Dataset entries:
Start
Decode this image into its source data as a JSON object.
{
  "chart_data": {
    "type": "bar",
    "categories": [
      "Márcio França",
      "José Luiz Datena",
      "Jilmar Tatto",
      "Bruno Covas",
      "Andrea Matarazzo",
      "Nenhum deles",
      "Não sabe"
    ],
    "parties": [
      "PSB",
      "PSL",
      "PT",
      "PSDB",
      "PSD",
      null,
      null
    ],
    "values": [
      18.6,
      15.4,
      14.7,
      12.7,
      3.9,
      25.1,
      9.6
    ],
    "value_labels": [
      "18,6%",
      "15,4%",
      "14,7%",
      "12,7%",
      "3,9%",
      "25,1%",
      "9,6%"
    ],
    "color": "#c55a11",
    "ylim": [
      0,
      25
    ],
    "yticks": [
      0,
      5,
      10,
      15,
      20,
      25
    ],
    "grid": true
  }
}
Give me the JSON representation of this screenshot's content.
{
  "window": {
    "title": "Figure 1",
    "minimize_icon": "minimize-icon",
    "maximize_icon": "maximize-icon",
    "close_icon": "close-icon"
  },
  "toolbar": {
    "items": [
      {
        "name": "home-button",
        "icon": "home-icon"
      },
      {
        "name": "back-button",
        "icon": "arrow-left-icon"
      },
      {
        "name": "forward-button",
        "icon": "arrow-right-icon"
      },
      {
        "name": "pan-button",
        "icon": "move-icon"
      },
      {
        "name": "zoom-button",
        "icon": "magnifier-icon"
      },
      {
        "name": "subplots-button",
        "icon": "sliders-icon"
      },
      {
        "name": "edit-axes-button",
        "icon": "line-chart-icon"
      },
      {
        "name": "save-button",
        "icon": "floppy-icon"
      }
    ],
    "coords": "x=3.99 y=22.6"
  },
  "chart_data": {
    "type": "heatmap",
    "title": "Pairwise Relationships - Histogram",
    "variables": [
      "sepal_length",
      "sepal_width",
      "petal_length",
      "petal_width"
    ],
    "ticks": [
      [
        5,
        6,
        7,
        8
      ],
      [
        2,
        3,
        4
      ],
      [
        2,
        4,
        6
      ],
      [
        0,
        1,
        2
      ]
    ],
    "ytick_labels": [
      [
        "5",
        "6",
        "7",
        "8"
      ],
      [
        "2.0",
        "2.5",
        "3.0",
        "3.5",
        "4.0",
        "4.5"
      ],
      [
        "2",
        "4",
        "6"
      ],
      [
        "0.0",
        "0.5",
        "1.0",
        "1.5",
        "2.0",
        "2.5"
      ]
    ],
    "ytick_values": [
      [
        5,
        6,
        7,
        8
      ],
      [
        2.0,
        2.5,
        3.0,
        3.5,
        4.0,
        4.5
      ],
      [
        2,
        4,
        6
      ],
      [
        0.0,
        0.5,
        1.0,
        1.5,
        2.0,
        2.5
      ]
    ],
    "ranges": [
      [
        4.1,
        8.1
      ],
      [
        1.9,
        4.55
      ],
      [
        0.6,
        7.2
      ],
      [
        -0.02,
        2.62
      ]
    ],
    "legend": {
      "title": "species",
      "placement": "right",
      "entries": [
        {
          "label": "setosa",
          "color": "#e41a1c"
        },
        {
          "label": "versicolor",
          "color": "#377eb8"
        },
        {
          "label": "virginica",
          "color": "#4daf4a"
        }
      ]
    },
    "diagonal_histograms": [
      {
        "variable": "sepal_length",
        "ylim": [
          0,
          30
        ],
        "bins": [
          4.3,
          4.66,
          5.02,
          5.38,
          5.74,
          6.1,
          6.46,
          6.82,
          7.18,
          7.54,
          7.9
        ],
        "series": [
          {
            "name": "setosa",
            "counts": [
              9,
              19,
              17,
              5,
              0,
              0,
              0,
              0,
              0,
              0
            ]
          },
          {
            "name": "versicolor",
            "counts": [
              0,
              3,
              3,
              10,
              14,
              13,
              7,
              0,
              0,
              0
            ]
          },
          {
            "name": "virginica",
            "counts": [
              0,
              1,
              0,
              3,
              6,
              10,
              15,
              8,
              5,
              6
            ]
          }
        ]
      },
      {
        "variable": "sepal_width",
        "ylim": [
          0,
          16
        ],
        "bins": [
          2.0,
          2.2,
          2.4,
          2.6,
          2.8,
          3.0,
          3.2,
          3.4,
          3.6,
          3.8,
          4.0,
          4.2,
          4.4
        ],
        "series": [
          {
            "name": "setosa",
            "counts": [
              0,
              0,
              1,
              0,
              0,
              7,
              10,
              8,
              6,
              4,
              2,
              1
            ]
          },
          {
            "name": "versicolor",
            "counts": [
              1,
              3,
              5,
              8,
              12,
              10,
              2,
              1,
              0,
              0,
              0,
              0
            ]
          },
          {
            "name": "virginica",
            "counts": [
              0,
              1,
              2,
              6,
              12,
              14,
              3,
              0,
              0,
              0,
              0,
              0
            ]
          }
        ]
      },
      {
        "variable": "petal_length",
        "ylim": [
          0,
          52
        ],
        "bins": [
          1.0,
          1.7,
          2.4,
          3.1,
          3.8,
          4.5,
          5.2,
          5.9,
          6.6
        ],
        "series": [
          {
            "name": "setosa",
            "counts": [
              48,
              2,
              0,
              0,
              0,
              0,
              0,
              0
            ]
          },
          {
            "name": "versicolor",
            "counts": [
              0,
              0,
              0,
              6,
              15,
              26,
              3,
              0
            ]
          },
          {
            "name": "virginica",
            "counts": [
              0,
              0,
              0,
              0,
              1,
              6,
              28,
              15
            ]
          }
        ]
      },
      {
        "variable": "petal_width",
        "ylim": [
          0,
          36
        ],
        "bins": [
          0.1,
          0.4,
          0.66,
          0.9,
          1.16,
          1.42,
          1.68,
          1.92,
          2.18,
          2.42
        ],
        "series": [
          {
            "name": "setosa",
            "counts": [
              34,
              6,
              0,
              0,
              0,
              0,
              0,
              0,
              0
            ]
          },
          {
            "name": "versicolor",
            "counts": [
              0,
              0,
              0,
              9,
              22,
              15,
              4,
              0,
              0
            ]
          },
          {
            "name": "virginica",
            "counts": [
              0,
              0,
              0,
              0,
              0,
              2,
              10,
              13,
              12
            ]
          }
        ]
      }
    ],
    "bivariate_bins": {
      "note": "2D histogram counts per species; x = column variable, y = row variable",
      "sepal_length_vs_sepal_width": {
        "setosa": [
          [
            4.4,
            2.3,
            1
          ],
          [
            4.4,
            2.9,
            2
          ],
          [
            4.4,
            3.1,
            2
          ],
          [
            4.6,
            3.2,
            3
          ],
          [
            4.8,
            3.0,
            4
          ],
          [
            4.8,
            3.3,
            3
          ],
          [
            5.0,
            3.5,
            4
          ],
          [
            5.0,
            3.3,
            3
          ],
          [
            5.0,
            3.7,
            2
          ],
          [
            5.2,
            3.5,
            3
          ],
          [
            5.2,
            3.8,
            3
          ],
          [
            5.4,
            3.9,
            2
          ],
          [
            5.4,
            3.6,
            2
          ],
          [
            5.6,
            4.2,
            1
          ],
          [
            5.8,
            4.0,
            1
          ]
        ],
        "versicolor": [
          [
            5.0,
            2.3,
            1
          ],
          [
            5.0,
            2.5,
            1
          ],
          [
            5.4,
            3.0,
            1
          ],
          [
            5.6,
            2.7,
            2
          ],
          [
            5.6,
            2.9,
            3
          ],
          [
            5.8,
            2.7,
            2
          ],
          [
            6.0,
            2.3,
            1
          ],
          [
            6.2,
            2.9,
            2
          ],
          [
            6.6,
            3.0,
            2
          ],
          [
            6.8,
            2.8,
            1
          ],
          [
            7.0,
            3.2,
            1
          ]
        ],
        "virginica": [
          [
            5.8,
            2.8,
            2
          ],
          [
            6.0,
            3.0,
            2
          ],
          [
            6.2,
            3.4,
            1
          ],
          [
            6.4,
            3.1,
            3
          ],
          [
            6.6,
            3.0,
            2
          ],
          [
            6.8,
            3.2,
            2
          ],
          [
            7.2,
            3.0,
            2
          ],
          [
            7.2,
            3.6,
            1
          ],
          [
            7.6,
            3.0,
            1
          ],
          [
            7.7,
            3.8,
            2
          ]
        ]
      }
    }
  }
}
End
* _INSTRUCTION_:
In the records above, collect each line with "this".

* _RIGHT ANSWER_:
Decode this image into its source data as a JSON object.
Give me the JSON representation of this screenshot's content.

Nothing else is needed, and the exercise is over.